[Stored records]

● ● ● ● ● ● ●

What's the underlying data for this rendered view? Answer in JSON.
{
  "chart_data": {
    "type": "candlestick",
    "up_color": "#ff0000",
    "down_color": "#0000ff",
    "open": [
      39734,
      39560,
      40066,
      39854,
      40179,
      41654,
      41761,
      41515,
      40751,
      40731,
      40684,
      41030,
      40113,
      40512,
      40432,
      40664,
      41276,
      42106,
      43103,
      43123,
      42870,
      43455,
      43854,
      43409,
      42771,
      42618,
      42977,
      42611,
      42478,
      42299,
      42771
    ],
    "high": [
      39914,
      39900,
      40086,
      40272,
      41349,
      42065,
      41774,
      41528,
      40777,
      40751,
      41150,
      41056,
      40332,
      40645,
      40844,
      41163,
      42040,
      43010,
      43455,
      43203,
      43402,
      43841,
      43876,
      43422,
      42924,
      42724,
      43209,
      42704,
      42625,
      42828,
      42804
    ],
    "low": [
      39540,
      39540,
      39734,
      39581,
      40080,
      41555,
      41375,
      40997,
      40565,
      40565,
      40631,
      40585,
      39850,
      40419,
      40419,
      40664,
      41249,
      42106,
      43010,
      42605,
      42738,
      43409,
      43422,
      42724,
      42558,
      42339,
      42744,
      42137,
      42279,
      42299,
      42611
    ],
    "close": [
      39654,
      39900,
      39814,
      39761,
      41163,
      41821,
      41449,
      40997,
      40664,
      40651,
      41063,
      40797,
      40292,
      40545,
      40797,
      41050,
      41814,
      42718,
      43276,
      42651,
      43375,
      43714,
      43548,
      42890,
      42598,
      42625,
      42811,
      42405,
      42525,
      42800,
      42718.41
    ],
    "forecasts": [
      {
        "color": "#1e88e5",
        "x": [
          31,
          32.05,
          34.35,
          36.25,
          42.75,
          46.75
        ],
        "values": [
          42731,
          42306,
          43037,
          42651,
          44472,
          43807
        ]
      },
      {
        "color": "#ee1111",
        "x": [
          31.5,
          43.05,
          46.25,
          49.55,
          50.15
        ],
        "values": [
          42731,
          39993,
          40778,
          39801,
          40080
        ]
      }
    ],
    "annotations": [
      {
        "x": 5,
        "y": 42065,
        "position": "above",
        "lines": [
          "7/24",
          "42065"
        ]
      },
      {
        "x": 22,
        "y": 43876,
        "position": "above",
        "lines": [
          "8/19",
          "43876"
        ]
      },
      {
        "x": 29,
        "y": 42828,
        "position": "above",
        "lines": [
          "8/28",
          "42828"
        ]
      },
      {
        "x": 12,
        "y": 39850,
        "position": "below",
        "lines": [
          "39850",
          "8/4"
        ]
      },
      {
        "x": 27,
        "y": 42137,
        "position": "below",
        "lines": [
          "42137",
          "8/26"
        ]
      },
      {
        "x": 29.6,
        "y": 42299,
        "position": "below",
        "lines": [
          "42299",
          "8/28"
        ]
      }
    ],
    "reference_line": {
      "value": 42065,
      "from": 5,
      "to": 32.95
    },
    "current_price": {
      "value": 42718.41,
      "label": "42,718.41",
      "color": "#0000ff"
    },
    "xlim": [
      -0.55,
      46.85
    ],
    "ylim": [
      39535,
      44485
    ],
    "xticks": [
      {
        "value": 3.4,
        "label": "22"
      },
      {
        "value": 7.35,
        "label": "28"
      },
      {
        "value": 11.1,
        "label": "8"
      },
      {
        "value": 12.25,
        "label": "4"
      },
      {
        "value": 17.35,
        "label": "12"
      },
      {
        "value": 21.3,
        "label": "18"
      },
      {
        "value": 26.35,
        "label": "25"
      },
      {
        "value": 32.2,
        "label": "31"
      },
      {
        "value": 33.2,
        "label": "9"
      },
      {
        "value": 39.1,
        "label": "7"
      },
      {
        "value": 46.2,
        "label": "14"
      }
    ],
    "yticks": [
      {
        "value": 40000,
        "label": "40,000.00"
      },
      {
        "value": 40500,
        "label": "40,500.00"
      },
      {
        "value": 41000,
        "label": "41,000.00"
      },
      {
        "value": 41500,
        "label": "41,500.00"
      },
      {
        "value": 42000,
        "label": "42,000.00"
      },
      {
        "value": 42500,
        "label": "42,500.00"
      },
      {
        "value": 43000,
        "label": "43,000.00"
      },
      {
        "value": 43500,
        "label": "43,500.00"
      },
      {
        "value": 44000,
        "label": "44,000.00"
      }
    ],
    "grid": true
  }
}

● ● ● ● ● ● ●

Task requirements
Write out the whole listing exactly.

Answer
What's the underlying data for this rendered view? Answer in JSON.
{
  "chart_data": {
    "type": "candlestick",
    "up_color": "#ff0000",
    "down_color": "#0000ff",
    "open": [
      39734,
      39560,
      40066,
      39854,
      40179,
      41654,
      41761,
      41515,
      40751,
      40731,
      40684,
      41030,
      40113,
      40512,
      40432,
      40664,
      41276,
      42106,
      43103,
      43123,
      42870,
      43455,
      43854,
      43409,
      42771,
      42618,
      42977,
      42611,
      42478,
      42299,
      42771
    ],
    "high": [
      39914,
      39900,
      40086,
      40272,
      41349,
      42065,
      41774,
      41528,
      40777,
      40751,
      41150,
      41056,
      40332,
      40645,
      40844,
      41163,
      42040,
      43010,
      43455,
      43203,
      43402,
      43841,
      43876,
      43422,
      42924,
      42724,
      43209,
      42704,
      42625,
      42828,
      42804
    ],
    "low": [
      39540,
      39540,
      39734,
      39581,
      40080,
      41555,
      41375,
      40997,
      40565,
      40565,
      40631,
      40585,
      39850,
      40419,
      40419,
      40664,
      41249,
      42106,
      43010,
      42605,
      42738,
      43409,
      43422,
      42724,
      42558,
      42339,
      42744,
      42137,
      42279,
      42299,
      42611
    ],
    "close": [
      39654,
      39900,
      39814,
      39761,
      41163,
      41821,
      41449,
      40997,
      40664,
      40651,
      41063,
      40797,
      40292,
      40545,
      40797,
      41050,
      41814,
      42718,
      43276,
      42651,
      43375,
      43714,
      43548,
      42890,
      42598,
      42625,
      42811,
      42405,
      42525,
      42800,
      42718.41
    ],
    "forecasts": [
      {
        "color": "#1e88e5",
        "x": [
          31,
          32.05,
          34.35,
          36.25,
          42.75,
          46.75
        ],
        "values": [
          42731,
          42306,
          43037,
          42651,
          44472,
          43807
        ]
      },
      {
        "color": "#ee1111",
        "x": [
          31.5,
          43.05,
          46.25,
          49.55,
          50.15
        ],
        "values": [
          42731,
          39993,
          40778,
          39801,
          40080
        ]
      }
    ],
    "annotations": [
      {
        "x": 5,
        "y": 42065,
        "position": "above",
        "lines": [
          "7/24",
          "42065"
        ]
      },
      {
        "x": 22,
        "y": 43876,
        "position": "above",
        "lines": [
          "8/19",
          "43876"
        ]
      },
      {
        "x": 29,
        "y": 42828,
        "position": "above",
        "lines": [
          "8/28",
          "42828"
        ]
      },
      {
        "x": 12,
        "y": 39850,
        "position": "below",
        "lines": [
          "39850",
          "8/4"
        ]
      },
      {
        "x": 27,
        "y": 42137,
        "position": "below",
        "lines": [
          "42137",
          "8/26"
        ]
      },
      {
        "x": 29.6,
        "y": 42299,
        "position": "below",
        "lines": [
          "42299",
          "8/28"
        ]
      }
    ],
    "reference_line": {
      "value": 42065,
      "from": 5,
      "to": 32.95
    },
    "current_price": {
      "value": 42718.41,
      "label": "42,718.41",
      "color": "#0000ff"
    },
    "xlim": [
      -0.55,
      46.85
    ],
    "ylim": [
      39535,
      44485
    ],
    "xticks": [
      {
        "value": 3.4,
        "label": "22"
      },
      {
        "value": 7.35,
        "label": "28"
      },
      {
        "value": 11.1,
        "label": "8"
      },
      {
        "value": 12.25,
        "label": "4"
      },
      {
        "value": 17.35,
        "label": "12"
      },
      {
        "value": 21.3,
        "label": "18"
      },
      {
        "value": 26.35,
        "label": "25"
      },
      {
        "value": 32.2,
        "label": "31"
      },
      {
        "value": 33.2,
        "label": "9"
      },
      {
        "value": 39.1,
        "label": "7"
      },
      {
        "value": 46.2,
        "label": "14"
      }
    ],
    "yticks": [
      {
        "value": 40000,
        "label": "40,000.00"
      },
      {
        "value": 40500,
        "label": "40,500.00"
      },
      {
        "value": 41000,
        "label": "41,000.00"
      },
      {
        "value": 41500,
        "label": "41,500.00"
      },
      {
        "value": 42000,
        "label": "42,000.00"
      },
      {
        "value": 42500,
        "label": "42,500.00"
      },
      {
        "value": 43000,
        "label": "43,000.00"
      },
      {
        "value": 43500,
        "label": "43,500.00"
      },
      {
        "value": 44000,
        "label": "44,000.00"
      }
    ],
    "grid": true
  }
}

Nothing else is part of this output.